_Requirements:_ Collect each line holding the string "type".

_Task input:_
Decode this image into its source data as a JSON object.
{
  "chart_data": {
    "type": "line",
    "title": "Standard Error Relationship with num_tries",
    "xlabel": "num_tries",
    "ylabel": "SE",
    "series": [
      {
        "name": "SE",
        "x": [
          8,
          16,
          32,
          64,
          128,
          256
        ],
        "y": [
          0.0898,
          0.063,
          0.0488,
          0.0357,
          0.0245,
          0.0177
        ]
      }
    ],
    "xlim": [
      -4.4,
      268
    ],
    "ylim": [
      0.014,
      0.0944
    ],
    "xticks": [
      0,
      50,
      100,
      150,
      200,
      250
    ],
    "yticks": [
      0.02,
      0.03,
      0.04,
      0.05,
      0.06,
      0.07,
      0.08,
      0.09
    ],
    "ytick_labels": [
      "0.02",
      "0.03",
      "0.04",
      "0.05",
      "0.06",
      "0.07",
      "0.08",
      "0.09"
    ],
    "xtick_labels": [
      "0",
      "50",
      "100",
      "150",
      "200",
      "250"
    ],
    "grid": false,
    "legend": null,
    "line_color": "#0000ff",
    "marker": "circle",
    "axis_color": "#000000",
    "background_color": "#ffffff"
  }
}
---
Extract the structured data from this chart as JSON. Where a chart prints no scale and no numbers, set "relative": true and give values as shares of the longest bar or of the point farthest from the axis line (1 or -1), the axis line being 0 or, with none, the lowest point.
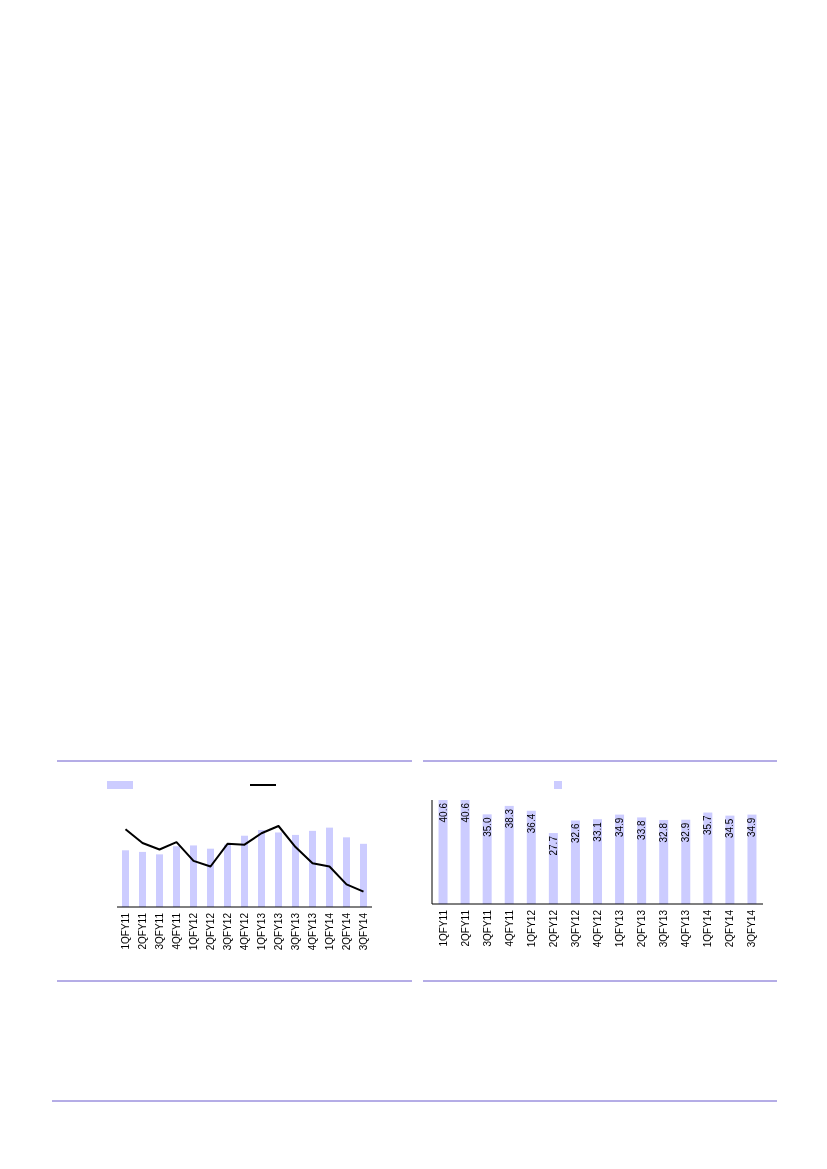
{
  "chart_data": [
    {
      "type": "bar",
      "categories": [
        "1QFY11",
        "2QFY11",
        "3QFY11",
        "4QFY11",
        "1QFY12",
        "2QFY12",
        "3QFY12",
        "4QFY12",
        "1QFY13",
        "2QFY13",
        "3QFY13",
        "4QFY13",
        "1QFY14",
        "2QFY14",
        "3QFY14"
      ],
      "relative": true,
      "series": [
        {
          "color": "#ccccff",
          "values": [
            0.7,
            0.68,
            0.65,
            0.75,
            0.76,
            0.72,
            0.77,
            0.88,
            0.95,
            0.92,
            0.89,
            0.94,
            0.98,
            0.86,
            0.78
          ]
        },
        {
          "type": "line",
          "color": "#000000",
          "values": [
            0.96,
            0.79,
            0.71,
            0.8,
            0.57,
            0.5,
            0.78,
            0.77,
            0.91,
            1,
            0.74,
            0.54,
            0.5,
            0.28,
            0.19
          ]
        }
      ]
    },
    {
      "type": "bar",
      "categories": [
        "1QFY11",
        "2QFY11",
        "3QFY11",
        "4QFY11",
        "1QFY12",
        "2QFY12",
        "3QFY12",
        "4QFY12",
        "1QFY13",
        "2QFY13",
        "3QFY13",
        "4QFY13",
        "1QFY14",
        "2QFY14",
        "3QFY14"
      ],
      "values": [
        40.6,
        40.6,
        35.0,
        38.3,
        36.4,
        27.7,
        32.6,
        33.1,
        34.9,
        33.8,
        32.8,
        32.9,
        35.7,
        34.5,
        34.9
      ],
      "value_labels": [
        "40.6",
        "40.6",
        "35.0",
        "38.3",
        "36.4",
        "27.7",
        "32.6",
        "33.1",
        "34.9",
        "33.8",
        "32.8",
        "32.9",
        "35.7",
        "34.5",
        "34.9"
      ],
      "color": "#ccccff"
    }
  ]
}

_Output of the exercise:_
    "type": "line",
      "type": "bar",
          "type": "line",
      "type": "bar",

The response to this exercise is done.